* Page transcription entries
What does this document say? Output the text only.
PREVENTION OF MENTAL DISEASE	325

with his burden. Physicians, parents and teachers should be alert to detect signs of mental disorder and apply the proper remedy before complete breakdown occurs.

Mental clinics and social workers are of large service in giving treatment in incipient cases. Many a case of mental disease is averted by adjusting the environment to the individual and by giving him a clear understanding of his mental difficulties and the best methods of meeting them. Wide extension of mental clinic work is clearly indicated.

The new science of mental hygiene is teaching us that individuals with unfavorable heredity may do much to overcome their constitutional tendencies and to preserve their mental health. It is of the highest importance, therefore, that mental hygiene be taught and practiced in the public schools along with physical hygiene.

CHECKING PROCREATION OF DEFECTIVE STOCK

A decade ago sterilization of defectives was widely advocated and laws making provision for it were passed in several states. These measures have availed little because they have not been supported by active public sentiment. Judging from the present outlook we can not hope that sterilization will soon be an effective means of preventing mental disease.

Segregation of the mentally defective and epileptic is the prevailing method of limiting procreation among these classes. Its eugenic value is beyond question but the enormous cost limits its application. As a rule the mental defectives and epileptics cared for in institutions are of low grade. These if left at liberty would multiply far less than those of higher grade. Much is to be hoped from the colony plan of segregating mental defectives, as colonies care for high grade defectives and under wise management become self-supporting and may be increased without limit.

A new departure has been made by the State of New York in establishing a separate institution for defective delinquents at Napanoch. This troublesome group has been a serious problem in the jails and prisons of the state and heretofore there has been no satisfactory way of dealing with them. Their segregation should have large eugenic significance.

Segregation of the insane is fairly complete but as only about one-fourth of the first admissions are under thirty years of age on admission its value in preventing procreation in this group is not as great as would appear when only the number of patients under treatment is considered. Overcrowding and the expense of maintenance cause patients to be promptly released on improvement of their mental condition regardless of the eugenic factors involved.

* Instructions to follow
The records are given above. Copy each line in them that holds "preventing".

* Result for this task
A decade ago sterilization of defectives was widely advocated and laws making provision for it were passed in several states. These measures have availed little because they have not been supported by active public sentiment. Judging from the present outlook we can not hope that sterilization will soon be an effective means of preventing mental disease.
Segregation of the insane is fairly complete but as only about one-fourth of the first admissions are under thirty years of age on admission its value in preventing procreation in this group is not as great as would appear when only the number of patients under treatment is considered. Overcrowding and the expense of maintenance cause patients to be promptly released on improvement of their mental condition regardless of the eugenic factors involved.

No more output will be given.